───── THE INPUT ─────
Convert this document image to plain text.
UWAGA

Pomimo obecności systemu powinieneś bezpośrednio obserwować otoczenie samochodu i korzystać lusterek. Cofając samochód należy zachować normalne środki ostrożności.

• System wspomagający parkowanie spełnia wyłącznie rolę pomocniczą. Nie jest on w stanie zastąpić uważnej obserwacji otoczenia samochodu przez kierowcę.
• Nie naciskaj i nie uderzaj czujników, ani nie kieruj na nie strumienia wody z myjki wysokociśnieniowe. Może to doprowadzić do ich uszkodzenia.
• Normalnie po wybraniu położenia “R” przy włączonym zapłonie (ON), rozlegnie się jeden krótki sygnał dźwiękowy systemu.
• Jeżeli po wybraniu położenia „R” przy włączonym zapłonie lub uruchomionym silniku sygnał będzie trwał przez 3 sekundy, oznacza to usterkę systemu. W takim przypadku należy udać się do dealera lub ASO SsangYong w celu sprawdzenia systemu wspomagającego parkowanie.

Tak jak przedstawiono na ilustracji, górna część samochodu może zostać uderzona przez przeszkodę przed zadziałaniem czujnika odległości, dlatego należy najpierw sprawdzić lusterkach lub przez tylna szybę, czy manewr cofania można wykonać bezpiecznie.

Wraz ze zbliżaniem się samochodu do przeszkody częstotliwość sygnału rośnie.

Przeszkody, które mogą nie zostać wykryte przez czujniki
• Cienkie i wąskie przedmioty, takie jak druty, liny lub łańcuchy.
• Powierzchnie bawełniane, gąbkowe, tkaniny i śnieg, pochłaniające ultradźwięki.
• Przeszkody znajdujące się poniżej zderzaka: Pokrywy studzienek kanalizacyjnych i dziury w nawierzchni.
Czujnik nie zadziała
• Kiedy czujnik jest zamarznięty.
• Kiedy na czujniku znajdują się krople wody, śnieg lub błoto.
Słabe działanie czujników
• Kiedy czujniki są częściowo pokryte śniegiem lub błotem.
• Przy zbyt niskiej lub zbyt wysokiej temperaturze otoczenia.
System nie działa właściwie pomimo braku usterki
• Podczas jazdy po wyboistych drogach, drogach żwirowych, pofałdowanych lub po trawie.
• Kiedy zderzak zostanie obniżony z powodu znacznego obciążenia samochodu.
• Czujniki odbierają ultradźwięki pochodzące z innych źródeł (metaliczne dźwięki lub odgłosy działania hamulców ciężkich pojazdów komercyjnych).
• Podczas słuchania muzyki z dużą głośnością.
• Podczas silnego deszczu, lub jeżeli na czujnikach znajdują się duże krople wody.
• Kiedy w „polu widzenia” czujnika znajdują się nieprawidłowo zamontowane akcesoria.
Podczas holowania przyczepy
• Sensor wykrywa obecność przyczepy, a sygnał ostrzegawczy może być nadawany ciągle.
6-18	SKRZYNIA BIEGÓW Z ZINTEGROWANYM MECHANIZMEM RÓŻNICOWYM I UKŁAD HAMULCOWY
─────
CHALLENGE: Please reproduce all of the entries exactly as they stand.

COMPLETE OUTPUT:
Convert this document image to plain text.
UWAGA

Pomimo obecności systemu powinieneś bezpośrednio obserwować otoczenie samochodu i korzystać lusterek. Cofając samochód należy zachować normalne środki ostrożności.

• System wspomagający parkowanie spełnia wyłącznie rolę pomocniczą. Nie jest on w stanie zastąpić uważnej obserwacji otoczenia samochodu przez kierowcę.
• Nie naciskaj i nie uderzaj czujników, ani nie kieruj na nie strumienia wody z myjki wysokociśnieniowe. Może to doprowadzić do ich uszkodzenia.
• Normalnie po wybraniu położenia “R” przy włączonym zapłonie (ON), rozlegnie się jeden krótki sygnał dźwiękowy systemu.
• Jeżeli po wybraniu położenia „R” przy włączonym zapłonie lub uruchomionym silniku sygnał będzie trwał przez 3 sekundy, oznacza to usterkę systemu. W takim przypadku należy udać się do dealera lub ASO SsangYong w celu sprawdzenia systemu wspomagającego parkowanie.

Tak jak przedstawiono na ilustracji, górna część samochodu może zostać uderzona przez przeszkodę przed zadziałaniem czujnika odległości, dlatego należy najpierw sprawdzić lusterkach lub przez tylna szybę, czy manewr cofania można wykonać bezpiecznie.

Wraz ze zbliżaniem się samochodu do przeszkody częstotliwość sygnału rośnie.

Przeszkody, które mogą nie zostać wykryte przez czujniki
• Cienkie i wąskie przedmioty, takie jak druty, liny lub łańcuchy.
• Powierzchnie bawełniane, gąbkowe, tkaniny i śnieg, pochłaniające ultradźwięki.
• Przeszkody znajdujące się poniżej zderzaka: Pokrywy studzienek kanalizacyjnych i dziury w nawierzchni.
Czujnik nie zadziała
• Kiedy czujnik jest zamarznięty.
• Kiedy na czujniku znajdują się krople wody, śnieg lub błoto.
Słabe działanie czujników
• Kiedy czujniki są częściowo pokryte śniegiem lub błotem.
• Przy zbyt niskiej lub zbyt wysokiej temperaturze otoczenia.
System nie działa właściwie pomimo braku usterki
• Podczas jazdy po wyboistych drogach, drogach żwirowych, pofałdowanych lub po trawie.
• Kiedy zderzak zostanie obniżony z powodu znacznego obciążenia samochodu.
• Czujniki odbierają ultradźwięki pochodzące z innych źródeł (metaliczne dźwięki lub odgłosy działania hamulców ciężkich pojazdów komercyjnych).
• Podczas słuchania muzyki z dużą głośnością.
• Podczas silnego deszczu, lub jeżeli na czujnikach znajdują się duże krople wody.
• Kiedy w „polu widzenia” czujnika znajdują się nieprawidłowo zamontowane akcesoria.
Podczas holowania przyczepy
• Sensor wykrywa obecność przyczepy, a sygnał ostrzegawczy może być nadawany ciągle.
6-18	SKRZYNIA BIEGÓW Z ZINTEGROWANYM MECHANIZMEM RÓŻNICOWYM I UKŁAD HAMULCOWY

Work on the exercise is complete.